====== AVAILABLE DATA
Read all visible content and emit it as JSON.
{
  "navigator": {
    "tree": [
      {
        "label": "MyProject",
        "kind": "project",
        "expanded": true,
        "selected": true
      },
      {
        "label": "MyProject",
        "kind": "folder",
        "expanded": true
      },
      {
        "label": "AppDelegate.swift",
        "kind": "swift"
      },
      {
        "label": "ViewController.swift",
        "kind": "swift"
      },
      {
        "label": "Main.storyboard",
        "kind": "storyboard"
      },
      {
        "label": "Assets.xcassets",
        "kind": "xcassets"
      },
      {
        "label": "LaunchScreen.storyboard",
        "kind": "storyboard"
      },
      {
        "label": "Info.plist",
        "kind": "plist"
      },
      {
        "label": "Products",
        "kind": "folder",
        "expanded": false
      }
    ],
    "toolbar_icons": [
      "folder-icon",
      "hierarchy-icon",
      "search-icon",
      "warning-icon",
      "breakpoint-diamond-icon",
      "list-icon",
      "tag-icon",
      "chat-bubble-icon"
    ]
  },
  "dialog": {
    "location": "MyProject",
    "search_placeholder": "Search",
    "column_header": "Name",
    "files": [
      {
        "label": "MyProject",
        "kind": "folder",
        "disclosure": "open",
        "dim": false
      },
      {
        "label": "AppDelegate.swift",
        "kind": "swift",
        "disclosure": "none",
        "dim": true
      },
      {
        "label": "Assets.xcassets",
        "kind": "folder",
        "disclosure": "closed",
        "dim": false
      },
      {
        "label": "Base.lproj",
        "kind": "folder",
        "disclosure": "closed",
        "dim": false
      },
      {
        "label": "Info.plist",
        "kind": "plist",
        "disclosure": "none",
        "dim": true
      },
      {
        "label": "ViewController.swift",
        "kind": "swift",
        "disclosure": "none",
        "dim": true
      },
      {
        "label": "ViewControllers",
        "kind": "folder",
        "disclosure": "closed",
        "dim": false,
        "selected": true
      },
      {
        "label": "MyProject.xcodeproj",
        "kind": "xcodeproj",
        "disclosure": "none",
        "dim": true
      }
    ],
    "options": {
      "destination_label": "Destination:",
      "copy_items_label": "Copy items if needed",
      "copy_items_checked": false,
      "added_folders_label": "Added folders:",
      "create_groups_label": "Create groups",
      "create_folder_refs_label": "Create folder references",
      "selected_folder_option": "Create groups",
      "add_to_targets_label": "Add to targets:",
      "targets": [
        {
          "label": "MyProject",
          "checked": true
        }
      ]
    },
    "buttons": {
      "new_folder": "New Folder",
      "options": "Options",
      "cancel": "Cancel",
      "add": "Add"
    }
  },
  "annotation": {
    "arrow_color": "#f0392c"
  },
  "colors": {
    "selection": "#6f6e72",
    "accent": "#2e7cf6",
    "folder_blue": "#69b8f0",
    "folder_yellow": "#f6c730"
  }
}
============
EXERCISE REQUIREMENTS: Exactly as shown above, return every record.

FULL ANSWER:
Read all visible content and emit it as JSON.
{
  "navigator": {
    "tree": [
      {
        "label": "MyProject",
        "kind": "project",
        "expanded": true,
        "selected": true
      },
      {
        "label": "MyProject",
        "kind": "folder",
        "expanded": true
      },
      {
        "label": "AppDelegate.swift",
        "kind": "swift"
      },
      {
        "label": "ViewController.swift",
        "kind": "swift"
      },
      {
        "label": "Main.storyboard",
        "kind": "storyboard"
      },
      {
        "label": "Assets.xcassets",
        "kind": "xcassets"
      },
      {
        "label": "LaunchScreen.storyboard",
        "kind": "storyboard"
      },
      {
        "label": "Info.plist",
        "kind": "plist"
      },
      {
        "label": "Products",
        "kind": "folder",
        "expanded": false
      }
    ],
    "toolbar_icons": [
      "folder-icon",
      "hierarchy-icon",
      "search-icon",
      "warning-icon",
      "breakpoint-diamond-icon",
      "list-icon",
      "tag-icon",
      "chat-bubble-icon"
    ]
  },
  "dialog": {
    "location": "MyProject",
    "search_placeholder": "Search",
    "column_header": "Name",
    "files": [
      {
        "label": "MyProject",
        "kind": "folder",
        "disclosure": "open",
        "dim": false
      },
      {
        "label": "AppDelegate.swift",
        "kind": "swift",
        "disclosure": "none",
        "dim": true
      },
      {
        "label": "Assets.xcassets",
        "kind": "folder",
        "disclosure": "closed",
        "dim": false
      },
      {
        "label": "Base.lproj",
        "kind": "folder",
        "disclosure": "closed",
        "dim": false
      },
      {
        "label": "Info.plist",
        "kind": "plist",
        "disclosure": "none",
        "dim": true
      },
      {
        "label": "ViewController.swift",
        "kind": "swift",
        "disclosure": "none",
        "dim": true
      },
      {
        "label": "ViewControllers",
        "kind": "folder",
        "disclosure": "closed",
        "dim": false,
        "selected": true
      },
      {
        "label": "MyProject.xcodeproj",
        "kind": "xcodeproj",
        "disclosure": "none",
        "dim": true
      }
    ],
    "options": {
      "destination_label": "Destination:",
      "copy_items_label": "Copy items if needed",
      "copy_items_checked": false,
      "added_folders_label": "Added folders:",
      "create_groups_label": "Create groups",
      "create_folder_refs_label": "Create folder references",
      "selected_folder_option": "Create groups",
      "add_to_targets_label": "Add to targets:",
      "targets": [
        {
          "label": "MyProject",
          "checked": true
        }
      ]
    },
    "buttons": {
      "new_folder": "New Folder",
      "options": "Options",
      "cancel": "Cancel",
      "add": "Add"
    }
  },
  "annotation": {
    "arrow_color": "#f0392c"
  },
  "colors": {
    "selection": "#6f6e72",
    "accent": "#2e7cf6",
    "folder_blue": "#69b8f0",
    "folder_yellow": "#f6c730"
  }
}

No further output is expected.